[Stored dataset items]
=======

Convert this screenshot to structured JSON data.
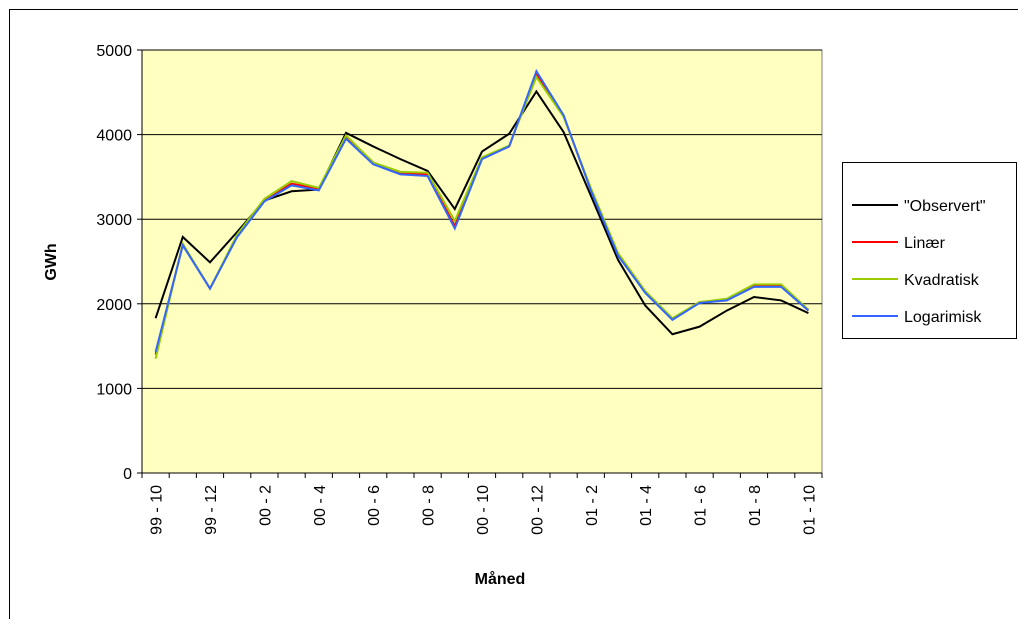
{
  "chart_data": {
    "type": "line",
    "xlabel": "Måned",
    "ylabel": "GWh",
    "categories": [
      "99 - 10",
      null,
      "99 - 12",
      null,
      "00 - 2",
      null,
      "00 - 4",
      null,
      "00 - 6",
      null,
      "00 - 8",
      null,
      "00 - 10",
      null,
      "00 - 12",
      null,
      "01 - 2",
      null,
      "01 - 4",
      null,
      "01 - 6",
      null,
      "01 - 8",
      null,
      "01 - 10"
    ],
    "series": [
      {
        "name": "\"Observert\"",
        "color": "#000000",
        "values": [
          1830,
          2790,
          2490,
          2850,
          3220,
          3330,
          3350,
          4020,
          3860,
          3710,
          3570,
          3120,
          3800,
          4010,
          4510,
          4030,
          3280,
          2520,
          1980,
          1640,
          1730,
          1920,
          2080,
          2040,
          1890
        ]
      },
      {
        "name": "Linær",
        "color": "#ff0000",
        "values": [
          1400,
          2700,
          2180,
          2800,
          3230,
          3420,
          3360,
          3970,
          3670,
          3550,
          3530,
          2920,
          3720,
          3860,
          4720,
          4220,
          3350,
          2580,
          2140,
          1820,
          2020,
          2040,
          2210,
          2210,
          1920
        ]
      },
      {
        "name": "Kvadratisk",
        "color": "#99cc00",
        "values": [
          1350,
          2710,
          2180,
          2820,
          3240,
          3450,
          3370,
          3990,
          3670,
          3560,
          3550,
          2980,
          3730,
          3870,
          4680,
          4210,
          3370,
          2600,
          2150,
          1830,
          2020,
          2060,
          2230,
          2230,
          1930
        ]
      },
      {
        "name": "Logarimisk",
        "color": "#3366ff",
        "values": [
          1430,
          2690,
          2180,
          2790,
          3210,
          3400,
          3340,
          3950,
          3650,
          3530,
          3510,
          2890,
          3710,
          3860,
          4750,
          4230,
          3340,
          2570,
          2130,
          1810,
          2010,
          2040,
          2200,
          2200,
          1920
        ]
      }
    ],
    "ylim": [
      0,
      5000
    ],
    "yticks": [
      0,
      1000,
      2000,
      3000,
      4000,
      5000
    ],
    "grid": true,
    "plot_background": "#ffffc0",
    "legend": "right"
  }
}
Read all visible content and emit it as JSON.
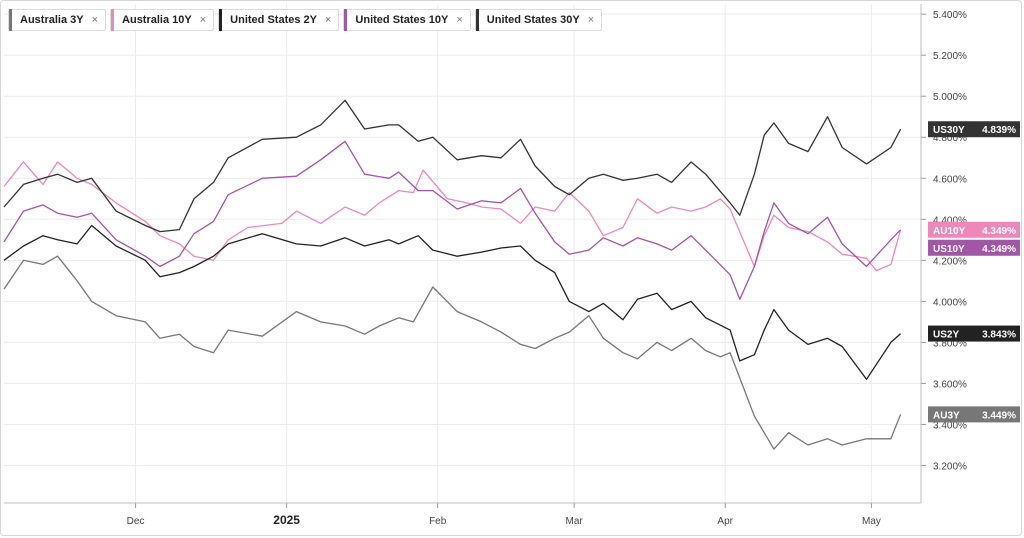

=======

What is needed is an exact reproduction of the data, pictures excluded.

- _Solution for this problem_
Convert this screenshot to structured JSON data.
{
  "chart_data": {
    "type": "line",
    "xlabel": "Måned",
    "ylabel": "GWh",
    "categories": [
      "99 - 10",
      null,
      "99 - 12",
      null,
      "00 - 2",
      null,
      "00 - 4",
      null,
      "00 - 6",
      null,
      "00 - 8",
      null,
      "00 - 10",
      null,
      "00 - 12",
      null,
      "01 - 2",
      null,
      "01 - 4",
      null,
      "01 - 6",
      null,
      "01 - 8",
      null,
      "01 - 10"
    ],
    "series": [
      {
        "name": "\"Observert\"",
        "color": "#000000",
        "values": [
          1830,
          2790,
          2490,
          2850,
          3220,
          3330,
          3350,
          4020,
          3860,
          3710,
          3570,
          3120,
          3800,
          4010,
          4510,
          4030,
          3280,
          2520,
          1980,
          1640,
          1730,
          1920,
          2080,
          2040,
          1890
        ]
      },
      {
        "name": "Linær",
        "color": "#ff0000",
        "values": [
          1400,
          2700,
          2180,
          2800,
          3230,
          3420,
          3360,
          3970,
          3670,
          3550,
          3530,
          2920,
          3720,
          3860,
          4720,
          4220,
          3350,
          2580,
          2140,
          1820,
          2020,
          2040,
          2210,
          2210,
          1920
        ]
      },
      {
        "name": "Kvadratisk",
        "color": "#99cc00",
        "values": [
          1350,
          2710,
          2180,
          2820,
          3240,
          3450,
          3370,
          3990,
          3670,
          3560,
          3550,
          2980,
          3730,
          3870,
          4680,
          4210,
          3370,
          2600,
          2150,
          1830,
          2020,
          2060,
          2230,
          2230,
          1930
        ]
      },
      {
        "name": "Logarimisk",
        "color": "#3366ff",
        "values": [
          1430,
          2690,
          2180,
          2790,
          3210,
          3400,
          3340,
          3950,
          3650,
          3530,
          3510,
          2890,
          3710,
          3860,
          4750,
          4230,
          3340,
          2570,
          2130,
          1810,
          2010,
          2040,
          2200,
          2200,
          1920
        ]
      }
    ],
    "ylim": [
      0,
      5000
    ],
    "yticks": [
      0,
      1000,
      2000,
      3000,
      4000,
      5000
    ],
    "grid": true,
    "plot_background": "#ffffc0",
    "legend": "right"
  }
}
Read all visible content and emit it as JSON.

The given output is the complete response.